# SHORT TASK
Write out each line word for word. Drop pictures.

# SOURCE RECORDS
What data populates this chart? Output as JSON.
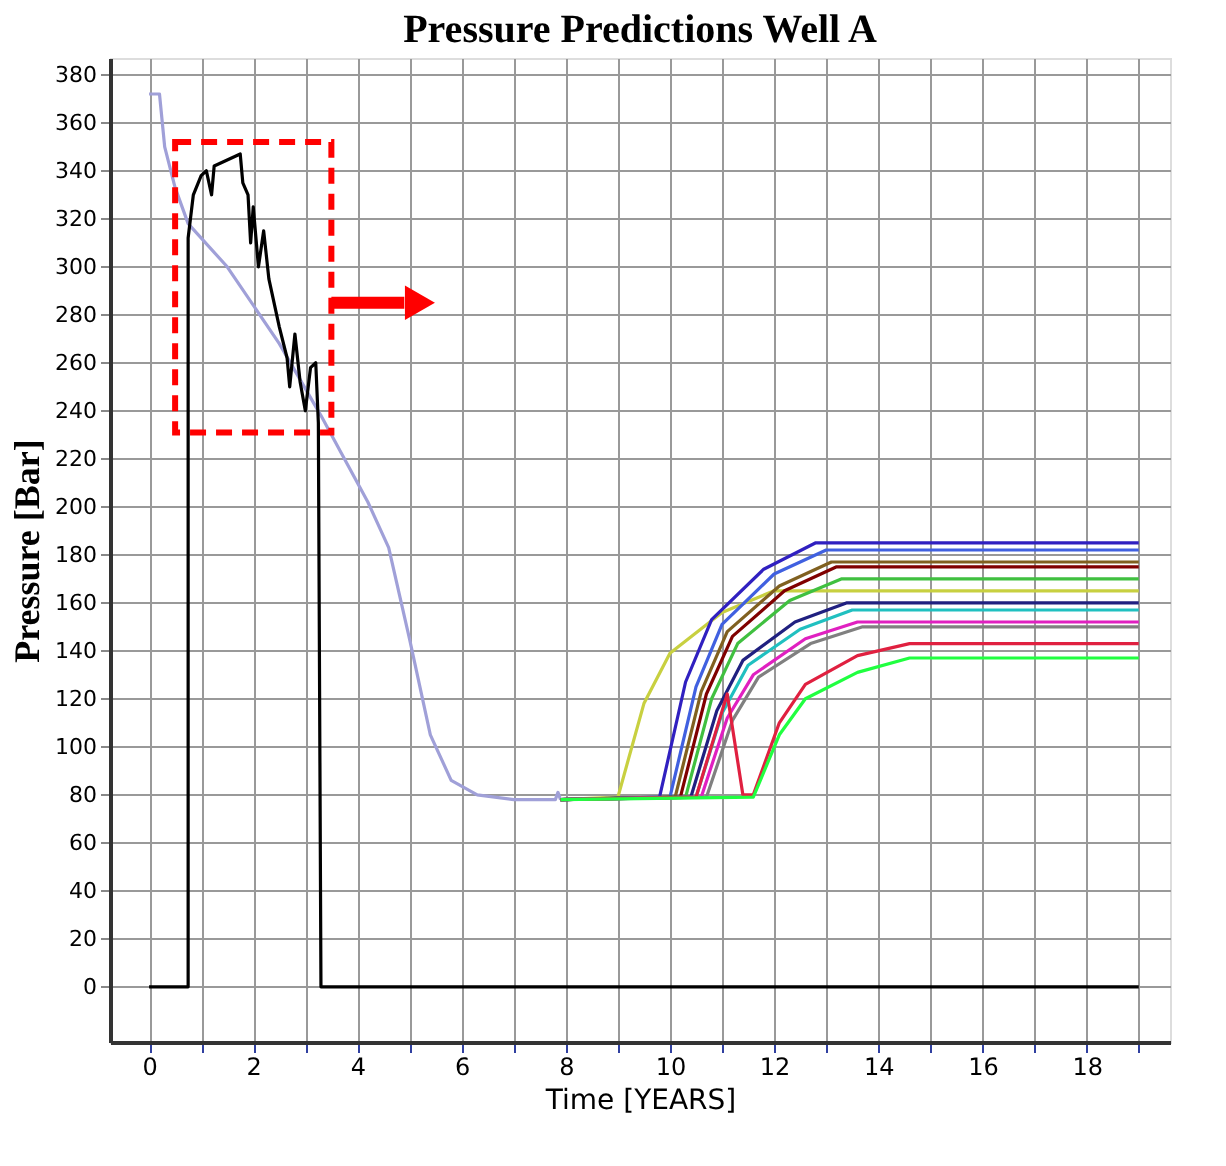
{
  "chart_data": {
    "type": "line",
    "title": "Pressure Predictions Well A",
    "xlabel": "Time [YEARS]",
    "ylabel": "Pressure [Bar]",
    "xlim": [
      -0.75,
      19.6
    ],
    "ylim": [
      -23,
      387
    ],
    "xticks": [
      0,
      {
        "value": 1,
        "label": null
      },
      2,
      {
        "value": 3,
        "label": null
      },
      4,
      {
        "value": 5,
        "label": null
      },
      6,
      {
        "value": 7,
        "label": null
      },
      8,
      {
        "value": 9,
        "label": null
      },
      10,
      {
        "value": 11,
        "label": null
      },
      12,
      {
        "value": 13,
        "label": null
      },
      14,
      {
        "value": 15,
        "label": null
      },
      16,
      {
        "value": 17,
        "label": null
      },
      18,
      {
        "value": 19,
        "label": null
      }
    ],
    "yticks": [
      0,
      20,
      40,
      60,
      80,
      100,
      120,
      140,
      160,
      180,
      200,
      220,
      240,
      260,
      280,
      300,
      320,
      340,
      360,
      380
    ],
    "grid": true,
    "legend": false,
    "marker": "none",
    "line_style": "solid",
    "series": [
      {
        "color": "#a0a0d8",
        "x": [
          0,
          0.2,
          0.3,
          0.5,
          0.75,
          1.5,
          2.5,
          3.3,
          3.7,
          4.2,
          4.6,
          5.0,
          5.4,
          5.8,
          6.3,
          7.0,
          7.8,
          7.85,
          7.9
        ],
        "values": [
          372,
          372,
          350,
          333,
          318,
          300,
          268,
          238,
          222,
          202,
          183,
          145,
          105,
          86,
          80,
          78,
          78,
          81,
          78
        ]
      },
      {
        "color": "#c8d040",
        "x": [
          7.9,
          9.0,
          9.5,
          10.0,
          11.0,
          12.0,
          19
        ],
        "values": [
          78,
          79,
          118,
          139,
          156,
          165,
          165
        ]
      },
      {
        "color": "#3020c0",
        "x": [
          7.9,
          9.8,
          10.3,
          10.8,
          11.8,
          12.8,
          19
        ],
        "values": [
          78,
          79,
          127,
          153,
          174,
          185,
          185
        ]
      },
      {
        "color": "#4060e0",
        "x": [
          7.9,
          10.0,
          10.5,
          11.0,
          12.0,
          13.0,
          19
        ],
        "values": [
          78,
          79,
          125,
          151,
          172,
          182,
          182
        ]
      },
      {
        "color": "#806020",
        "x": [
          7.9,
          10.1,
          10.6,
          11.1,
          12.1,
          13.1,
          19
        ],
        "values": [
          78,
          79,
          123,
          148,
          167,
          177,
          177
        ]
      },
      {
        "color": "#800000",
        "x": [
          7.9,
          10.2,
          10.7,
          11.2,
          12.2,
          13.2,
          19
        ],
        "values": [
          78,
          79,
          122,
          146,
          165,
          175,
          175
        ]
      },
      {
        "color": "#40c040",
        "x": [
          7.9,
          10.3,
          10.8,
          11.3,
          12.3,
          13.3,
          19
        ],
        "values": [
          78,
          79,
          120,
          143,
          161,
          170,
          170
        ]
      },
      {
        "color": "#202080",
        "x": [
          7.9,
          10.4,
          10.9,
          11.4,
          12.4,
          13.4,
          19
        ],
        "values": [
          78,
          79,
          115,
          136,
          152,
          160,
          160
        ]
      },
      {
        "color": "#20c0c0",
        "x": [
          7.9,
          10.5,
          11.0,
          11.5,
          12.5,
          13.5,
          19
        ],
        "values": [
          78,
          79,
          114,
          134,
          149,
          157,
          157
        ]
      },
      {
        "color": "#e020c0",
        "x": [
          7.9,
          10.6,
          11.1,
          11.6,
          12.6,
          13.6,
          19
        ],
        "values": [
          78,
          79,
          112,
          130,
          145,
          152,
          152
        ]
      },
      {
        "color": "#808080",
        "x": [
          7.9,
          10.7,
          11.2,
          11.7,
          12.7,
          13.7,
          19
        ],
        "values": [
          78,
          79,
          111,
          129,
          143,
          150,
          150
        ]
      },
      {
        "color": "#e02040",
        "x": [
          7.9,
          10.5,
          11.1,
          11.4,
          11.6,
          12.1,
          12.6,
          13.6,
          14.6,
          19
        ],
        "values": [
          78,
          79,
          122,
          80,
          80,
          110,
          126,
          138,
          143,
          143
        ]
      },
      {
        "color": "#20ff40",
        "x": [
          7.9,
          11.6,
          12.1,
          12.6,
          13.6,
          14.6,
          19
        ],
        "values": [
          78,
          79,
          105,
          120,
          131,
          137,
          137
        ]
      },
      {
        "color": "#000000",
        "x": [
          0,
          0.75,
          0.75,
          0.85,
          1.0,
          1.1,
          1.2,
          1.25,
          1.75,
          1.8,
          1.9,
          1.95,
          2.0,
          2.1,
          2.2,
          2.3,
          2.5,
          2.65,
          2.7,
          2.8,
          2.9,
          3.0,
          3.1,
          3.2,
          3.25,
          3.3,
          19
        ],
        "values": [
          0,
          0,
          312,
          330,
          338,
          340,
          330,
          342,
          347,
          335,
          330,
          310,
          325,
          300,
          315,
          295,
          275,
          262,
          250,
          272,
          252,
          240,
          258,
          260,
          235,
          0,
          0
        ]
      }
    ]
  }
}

# RESPONSE FOR THIS EXERCISE
What data populates this chart? Output as JSON.
{
  "chart_data": {
    "type": "line",
    "title": "Pressure Predictions Well A",
    "xlabel": "Time [YEARS]",
    "ylabel": "Pressure [Bar]",
    "xlim": [
      -0.75,
      19.6
    ],
    "ylim": [
      -23,
      387
    ],
    "xticks": [
      0,
      {
        "value": 1,
        "label": null
      },
      2,
      {
        "value": 3,
        "label": null
      },
      4,
      {
        "value": 5,
        "label": null
      },
      6,
      {
        "value": 7,
        "label": null
      },
      8,
      {
        "value": 9,
        "label": null
      },
      10,
      {
        "value": 11,
        "label": null
      },
      12,
      {
        "value": 13,
        "label": null
      },
      14,
      {
        "value": 15,
        "label": null
      },
      16,
      {
        "value": 17,
        "label": null
      },
      18,
      {
        "value": 19,
        "label": null
      }
    ],
    "yticks": [
      0,
      20,
      40,
      60,
      80,
      100,
      120,
      140,
      160,
      180,
      200,
      220,
      240,
      260,
      280,
      300,
      320,
      340,
      360,
      380
    ],
    "grid": true,
    "legend": false,
    "marker": "none",
    "line_style": "solid",
    "series": [
      {
        "color": "#a0a0d8",
        "x": [
          0,
          0.2,
          0.3,
          0.5,
          0.75,
          1.5,
          2.5,
          3.3,
          3.7,
          4.2,
          4.6,
          5.0,
          5.4,
          5.8,
          6.3,
          7.0,
          7.8,
          7.85,
          7.9
        ],
        "values": [
          372,
          372,
          350,
          333,
          318,
          300,
          268,
          238,
          222,
          202,
          183,
          145,
          105,
          86,
          80,
          78,
          78,
          81,
          78
        ]
      },
      {
        "color": "#c8d040",
        "x": [
          7.9,
          9.0,
          9.5,
          10.0,
          11.0,
          12.0,
          19
        ],
        "values": [
          78,
          79,
          118,
          139,
          156,
          165,
          165
        ]
      },
      {
        "color": "#3020c0",
        "x": [
          7.9,
          9.8,
          10.3,
          10.8,
          11.8,
          12.8,
          19
        ],
        "values": [
          78,
          79,
          127,
          153,
          174,
          185,
          185
        ]
      },
      {
        "color": "#4060e0",
        "x": [
          7.9,
          10.0,
          10.5,
          11.0,
          12.0,
          13.0,
          19
        ],
        "values": [
          78,
          79,
          125,
          151,
          172,
          182,
          182
        ]
      },
      {
        "color": "#806020",
        "x": [
          7.9,
          10.1,
          10.6,
          11.1,
          12.1,
          13.1,
          19
        ],
        "values": [
          78,
          79,
          123,
          148,
          167,
          177,
          177
        ]
      },
      {
        "color": "#800000",
        "x": [
          7.9,
          10.2,
          10.7,
          11.2,
          12.2,
          13.2,
          19
        ],
        "values": [
          78,
          79,
          122,
          146,
          165,
          175,
          175
        ]
      },
      {
        "color": "#40c040",
        "x": [
          7.9,
          10.3,
          10.8,
          11.3,
          12.3,
          13.3,
          19
        ],
        "values": [
          78,
          79,
          120,
          143,
          161,
          170,
          170
        ]
      },
      {
        "color": "#202080",
        "x": [
          7.9,
          10.4,
          10.9,
          11.4,
          12.4,
          13.4,
          19
        ],
        "values": [
          78,
          79,
          115,
          136,
          152,
          160,
          160
        ]
      },
      {
        "color": "#20c0c0",
        "x": [
          7.9,
          10.5,
          11.0,
          11.5,
          12.5,
          13.5,
          19
        ],
        "values": [
          78,
          79,
          114,
          134,
          149,
          157,
          157
        ]
      },
      {
        "color": "#e020c0",
        "x": [
          7.9,
          10.6,
          11.1,
          11.6,
          12.6,
          13.6,
          19
        ],
        "values": [
          78,
          79,
          112,
          130,
          145,
          152,
          152
        ]
      },
      {
        "color": "#808080",
        "x": [
          7.9,
          10.7,
          11.2,
          11.7,
          12.7,
          13.7,
          19
        ],
        "values": [
          78,
          79,
          111,
          129,
          143,
          150,
          150
        ]
      },
      {
        "color": "#e02040",
        "x": [
          7.9,
          10.5,
          11.1,
          11.4,
          11.6,
          12.1,
          12.6,
          13.6,
          14.6,
          19
        ],
        "values": [
          78,
          79,
          122,
          80,
          80,
          110,
          126,
          138,
          143,
          143
        ]
      },
      {
        "color": "#20ff40",
        "x": [
          7.9,
          11.6,
          12.1,
          12.6,
          13.6,
          14.6,
          19
        ],
        "values": [
          78,
          79,
          105,
          120,
          131,
          137,
          137
        ]
      },
      {
        "color": "#000000",
        "x": [
          0,
          0.75,
          0.75,
          0.85,
          1.0,
          1.1,
          1.2,
          1.25,
          1.75,
          1.8,
          1.9,
          1.95,
          2.0,
          2.1,
          2.2,
          2.3,
          2.5,
          2.65,
          2.7,
          2.8,
          2.9,
          3.0,
          3.1,
          3.2,
          3.25,
          3.3,
          19
        ],
        "values": [
          0,
          0,
          312,
          330,
          338,
          340,
          330,
          342,
          347,
          335,
          330,
          310,
          325,
          300,
          315,
          295,
          275,
          262,
          250,
          272,
          252,
          240,
          258,
          260,
          235,
          0,
          0
        ]
      }
    ]
  }
}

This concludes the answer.